→ What the task requires
Pictures should be excluded; otherwise, copy every entry exactly.

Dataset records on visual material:
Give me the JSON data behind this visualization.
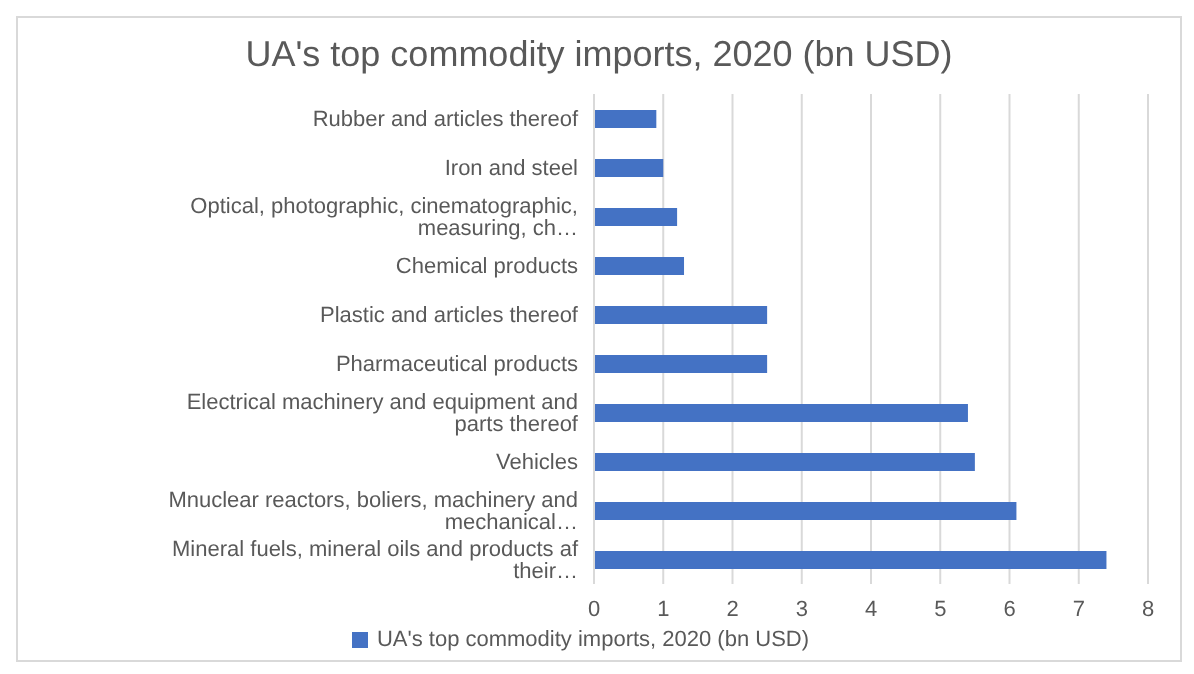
{
  "chart_data": {
    "type": "bar",
    "orientation": "horizontal",
    "title": "UA's top commodity imports, 2020 (bn USD)",
    "categories": [
      "Rubber and articles thereof",
      "Iron and steel",
      "Optical, photographic, cinematographic, measuring, ch…",
      "Chemical products",
      "Plastic and articles thereof",
      "Pharmaceutical products",
      "Electrical machinery and equipment and parts thereof",
      "Vehicles",
      "Mnuclear reactors, boliers, machinery and mechanical…",
      "Mineral fuels, mineral oils and products  af their…"
    ],
    "series": [
      {
        "name": "UA's top commodity imports, 2020 (bn USD)",
        "color": "#4472c4",
        "values": [
          0.9,
          1.0,
          1.2,
          1.3,
          2.5,
          2.5,
          5.4,
          5.5,
          6.1,
          7.4
        ]
      }
    ],
    "xlim": [
      0,
      8
    ],
    "xticks": [
      0,
      1,
      2,
      3,
      4,
      5,
      6,
      7,
      8
    ],
    "grid": "x",
    "legend": "bottom"
  }
}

→ Output of the task
Give me the JSON data behind this visualization.
{
  "chart_data": {
    "type": "bar",
    "orientation": "horizontal",
    "title": "UA's top commodity imports, 2020 (bn USD)",
    "categories": [
      "Rubber and articles thereof",
      "Iron and steel",
      "Optical, photographic, cinematographic, measuring, ch…",
      "Chemical products",
      "Plastic and articles thereof",
      "Pharmaceutical products",
      "Electrical machinery and equipment and parts thereof",
      "Vehicles",
      "Mnuclear reactors, boliers, machinery and mechanical…",
      "Mineral fuels, mineral oils and products  af their…"
    ],
    "series": [
      {
        "name": "UA's top commodity imports, 2020 (bn USD)",
        "color": "#4472c4",
        "values": [
          0.9,
          1.0,
          1.2,
          1.3,
          2.5,
          2.5,
          5.4,
          5.5,
          6.1,
          7.4
        ]
      }
    ],
    "xlim": [
      0,
      8
    ],
    "xticks": [
      0,
      1,
      2,
      3,
      4,
      5,
      6,
      7,
      8
    ],
    "grid": "x",
    "legend": "bottom"
  }
}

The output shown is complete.